RECORDS PROVIDED:
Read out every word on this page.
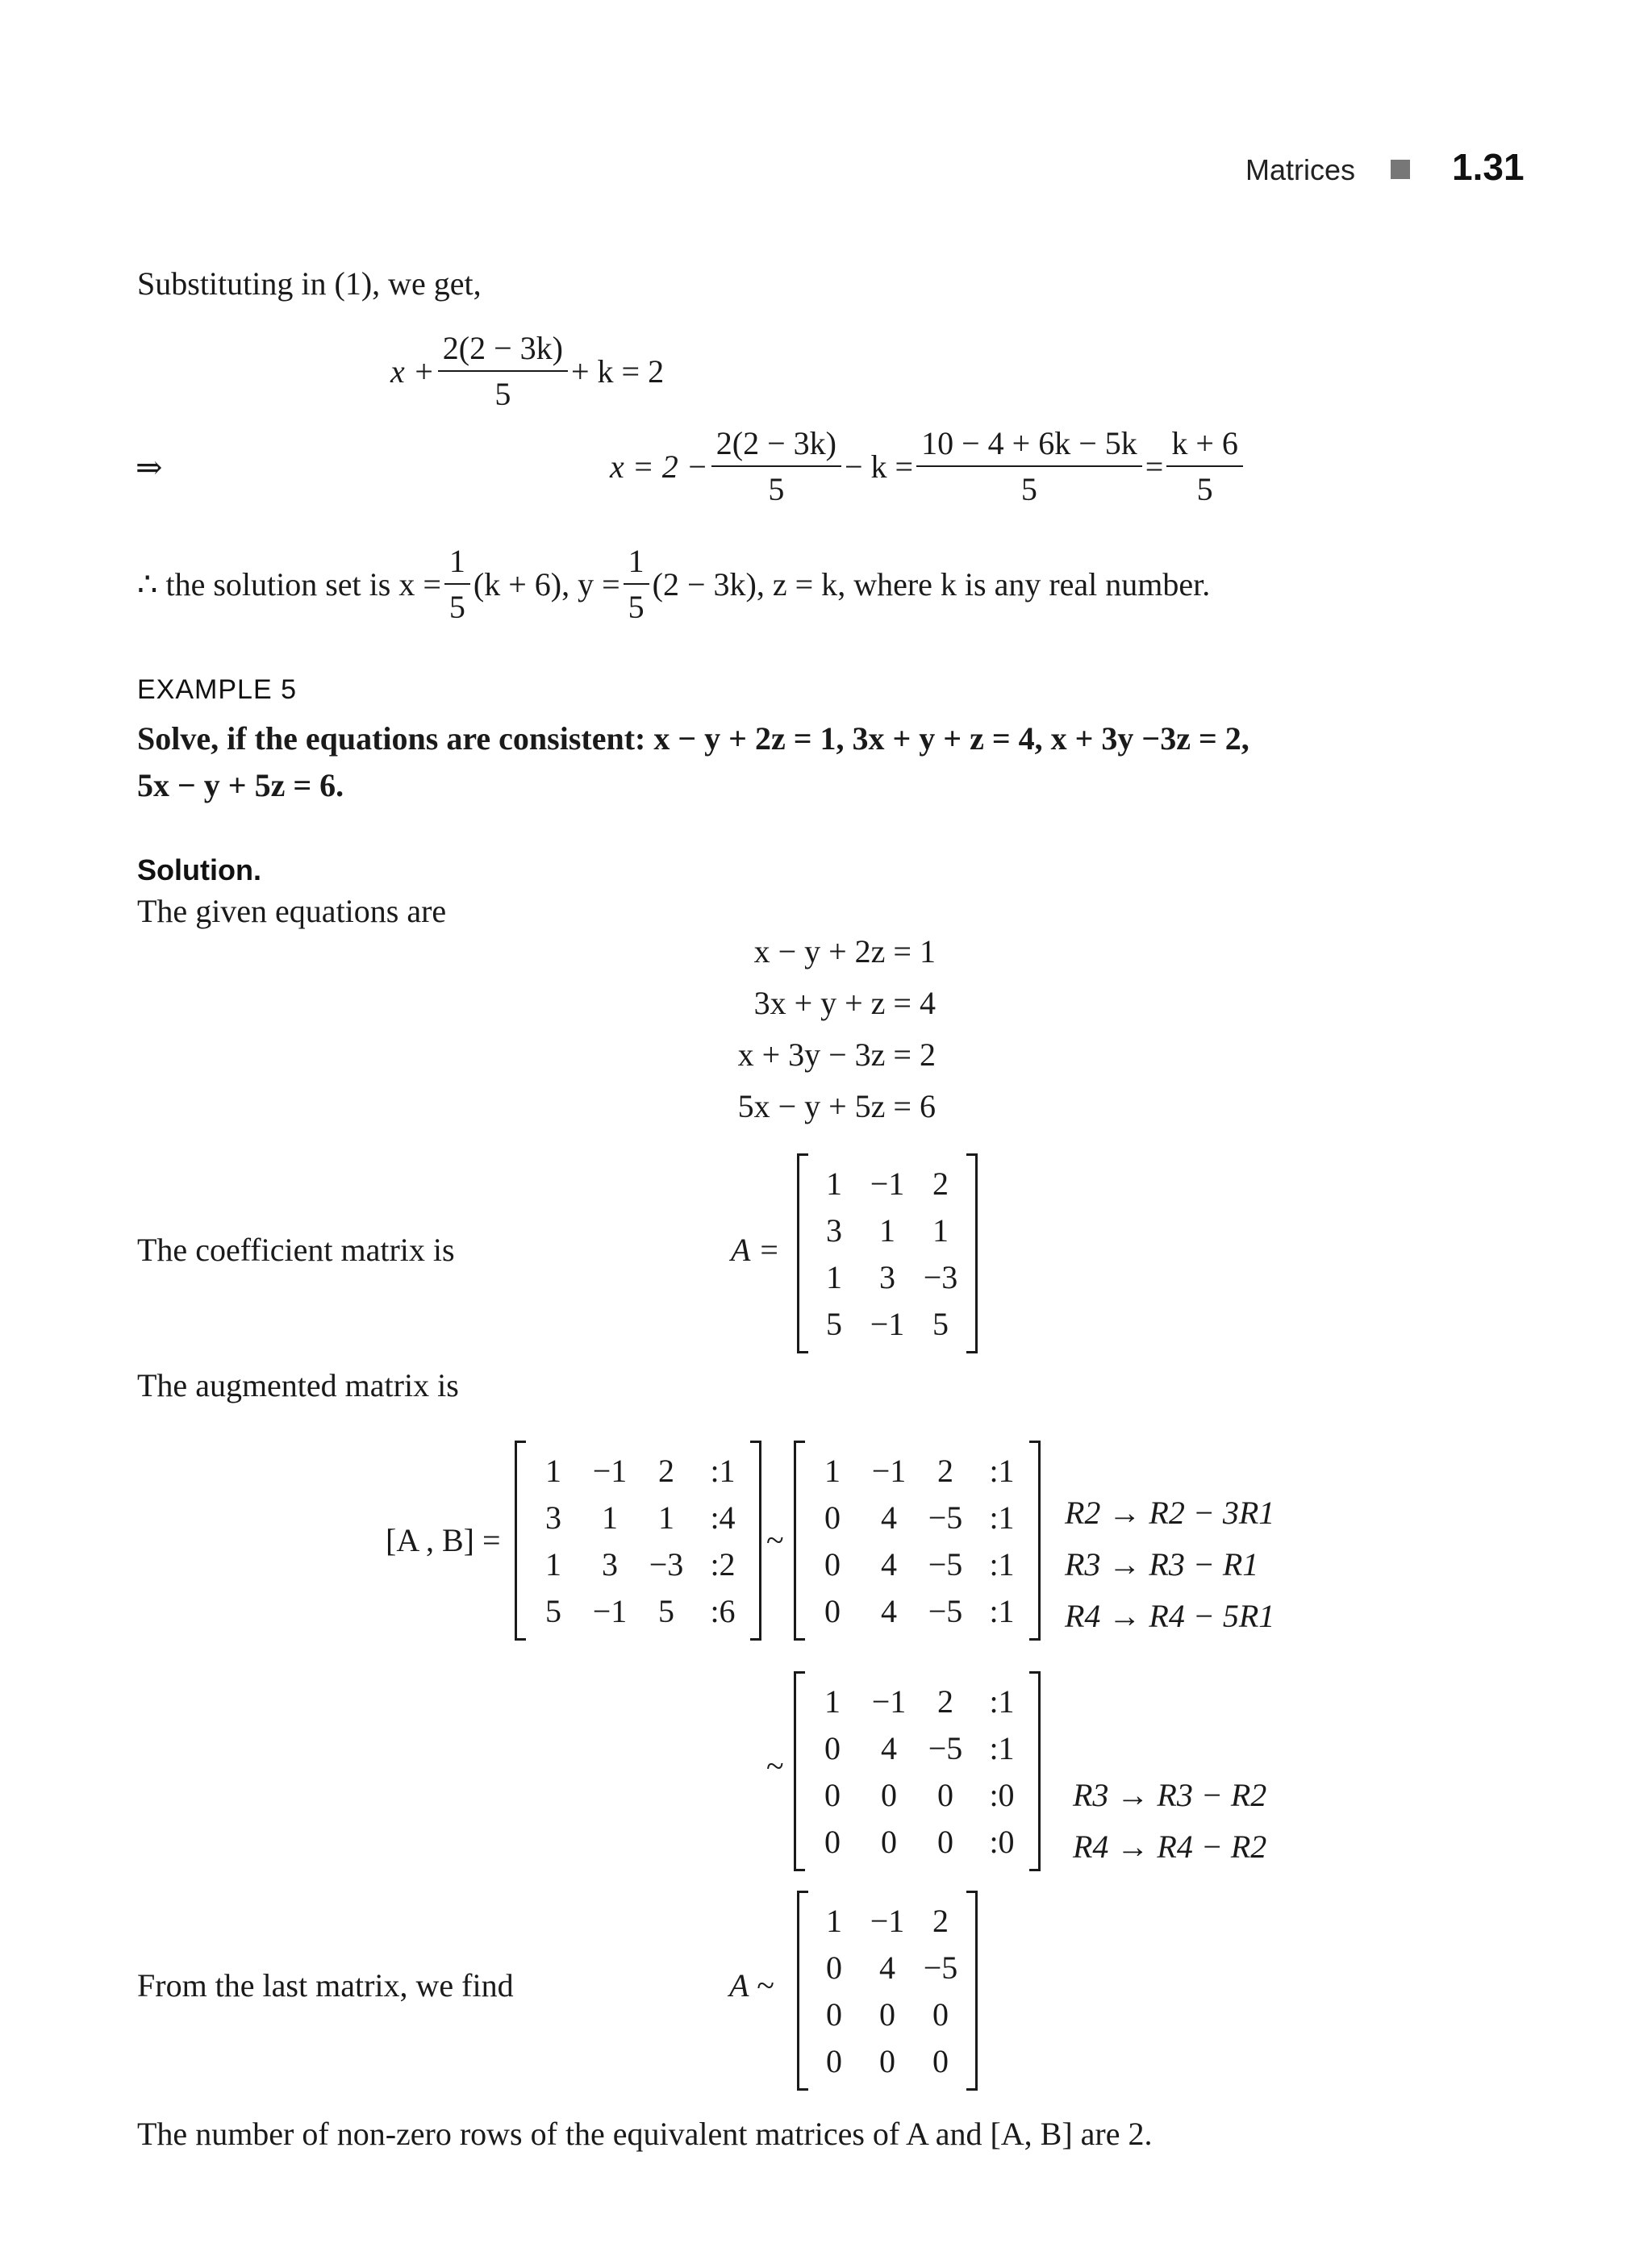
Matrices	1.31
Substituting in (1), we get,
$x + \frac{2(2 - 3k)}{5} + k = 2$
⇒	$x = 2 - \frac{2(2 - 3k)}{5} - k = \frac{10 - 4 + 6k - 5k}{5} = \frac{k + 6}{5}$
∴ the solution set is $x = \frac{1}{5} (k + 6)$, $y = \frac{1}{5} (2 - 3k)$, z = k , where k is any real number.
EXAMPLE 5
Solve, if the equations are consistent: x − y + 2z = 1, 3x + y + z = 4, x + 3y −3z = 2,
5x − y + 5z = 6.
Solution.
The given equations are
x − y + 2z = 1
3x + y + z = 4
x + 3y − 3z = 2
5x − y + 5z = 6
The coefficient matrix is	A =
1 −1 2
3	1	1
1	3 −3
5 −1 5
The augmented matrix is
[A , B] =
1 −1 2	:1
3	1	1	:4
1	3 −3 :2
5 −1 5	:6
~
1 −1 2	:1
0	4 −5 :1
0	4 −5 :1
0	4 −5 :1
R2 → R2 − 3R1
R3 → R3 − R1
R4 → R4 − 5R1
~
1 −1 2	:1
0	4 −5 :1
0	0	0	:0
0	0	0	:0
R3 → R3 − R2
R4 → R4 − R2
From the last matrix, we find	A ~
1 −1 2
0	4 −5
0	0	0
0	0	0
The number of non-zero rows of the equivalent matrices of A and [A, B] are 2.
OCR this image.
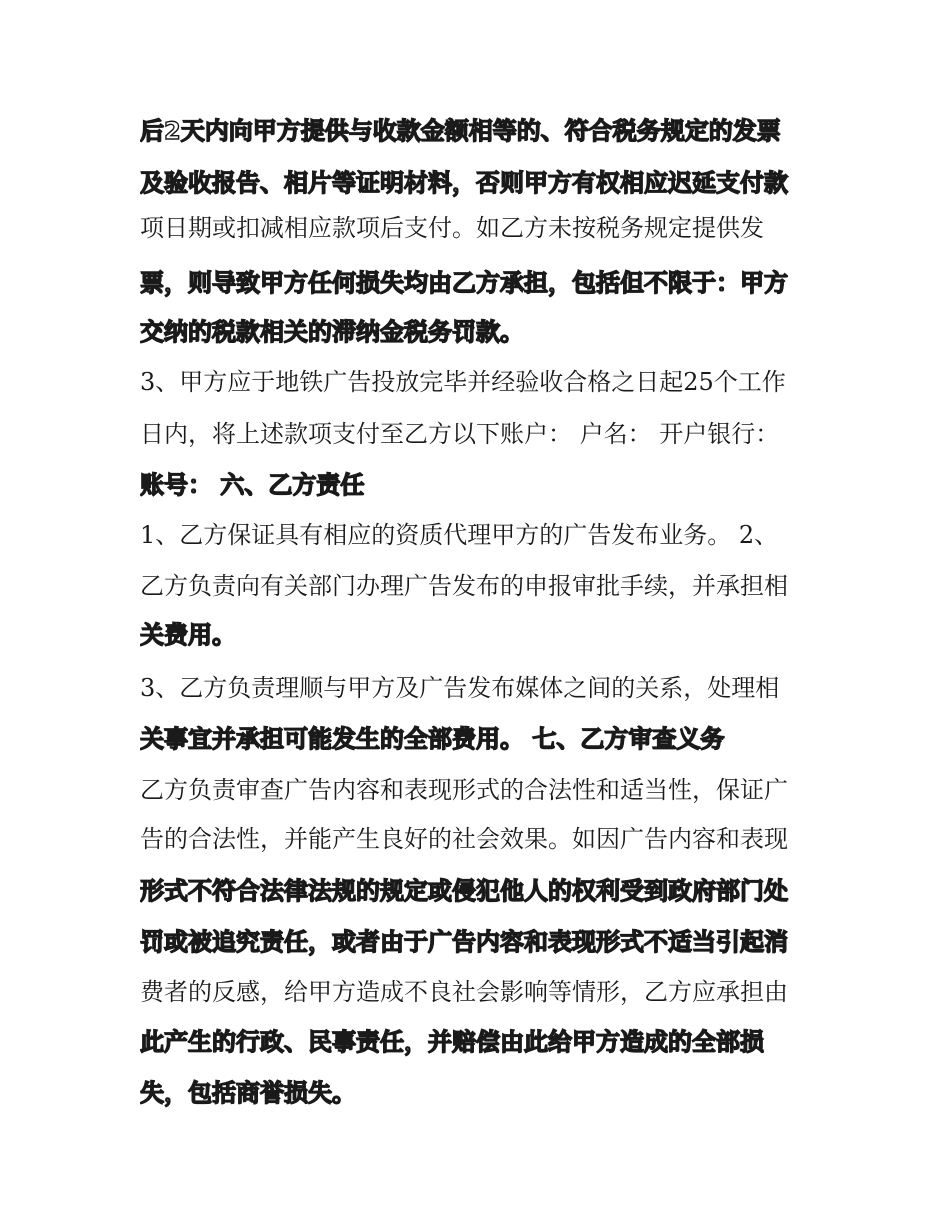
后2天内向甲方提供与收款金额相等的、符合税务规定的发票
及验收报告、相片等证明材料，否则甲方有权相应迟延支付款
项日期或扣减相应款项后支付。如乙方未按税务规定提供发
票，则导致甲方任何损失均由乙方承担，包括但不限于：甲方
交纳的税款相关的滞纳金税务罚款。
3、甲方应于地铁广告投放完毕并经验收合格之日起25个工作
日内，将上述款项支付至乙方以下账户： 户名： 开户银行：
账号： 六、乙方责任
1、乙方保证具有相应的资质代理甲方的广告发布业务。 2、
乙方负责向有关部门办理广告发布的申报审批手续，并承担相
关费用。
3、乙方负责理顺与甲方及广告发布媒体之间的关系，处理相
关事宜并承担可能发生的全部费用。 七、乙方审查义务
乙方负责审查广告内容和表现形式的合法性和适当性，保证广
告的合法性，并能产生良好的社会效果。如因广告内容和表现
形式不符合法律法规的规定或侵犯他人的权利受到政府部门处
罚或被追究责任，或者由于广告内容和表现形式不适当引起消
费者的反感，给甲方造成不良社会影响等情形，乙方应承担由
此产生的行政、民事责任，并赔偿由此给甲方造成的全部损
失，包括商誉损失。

WRITTEN EXERCISE: Every record gets retyped exactly; no picture goes into the copy.

TASK SOLUTION:
Read out every word on this page.
Matrices	1.31
Substituting in (1), we get,
$x + \frac{2(2 - 3k)}{5} + k = 2$
⇒	$x = 2 - \frac{2(2 - 3k)}{5} - k = \frac{10 - 4 + 6k - 5k}{5} = \frac{k + 6}{5}$
∴ the solution set is $x = \frac{1}{5} (k + 6)$, $y = \frac{1}{5} (2 - 3k)$, z = k , where k is any real number.
EXAMPLE 5
Solve, if the equations are consistent: x − y + 2z = 1, 3x + y + z = 4, x + 3y −3z = 2,
5x − y + 5z = 6.
Solution.
The given equations are
x − y + 2z = 1
3x + y + z = 4
x + 3y − 3z = 2
5x − y + 5z = 6
The coefficient matrix is	A =
1 −1 2
3	1	1
1	3 −3
5 −1 5
The augmented matrix is
[A , B] =
1 −1 2	:1
3	1	1	:4
1	3 −3 :2
5 −1 5	:6
~
1 −1 2	:1
0	4 −5 :1
0	4 −5 :1
0	4 −5 :1
R2 → R2 − 3R1
R3 → R3 − R1
R4 → R4 − 5R1
~
1 −1 2	:1
0	4 −5 :1
0	0	0	:0
0	0	0	:0
R3 → R3 − R2
R4 → R4 − R2
From the last matrix, we find	A ~
1 −1 2
0	4 −5
0	0	0
0	0	0
The number of non-zero rows of the equivalent matrices of A and [A, B] are 2.
OCR this image.
后2天内向甲方提供与收款金额相等的、符合税务规定的发票
及验收报告、相片等证明材料，否则甲方有权相应迟延支付款
项日期或扣减相应款项后支付。如乙方未按税务规定提供发
票，则导致甲方任何损失均由乙方承担，包括但不限于：甲方
交纳的税款相关的滞纳金税务罚款。
3、甲方应于地铁广告投放完毕并经验收合格之日起25个工作
日内，将上述款项支付至乙方以下账户： 户名： 开户银行：
账号： 六、乙方责任
1、乙方保证具有相应的资质代理甲方的广告发布业务。 2、
乙方负责向有关部门办理广告发布的申报审批手续，并承担相
关费用。
3、乙方负责理顺与甲方及广告发布媒体之间的关系，处理相
关事宜并承担可能发生的全部费用。 七、乙方审查义务
乙方负责审查广告内容和表现形式的合法性和适当性，保证广
告的合法性，并能产生良好的社会效果。如因广告内容和表现
形式不符合法律法规的规定或侵犯他人的权利受到政府部门处
罚或被追究责任，或者由于广告内容和表现形式不适当引起消
费者的反感，给甲方造成不良社会影响等情形，乙方应承担由
此产生的行政、民事责任，并赔偿由此给甲方造成的全部损
失，包括商誉损失。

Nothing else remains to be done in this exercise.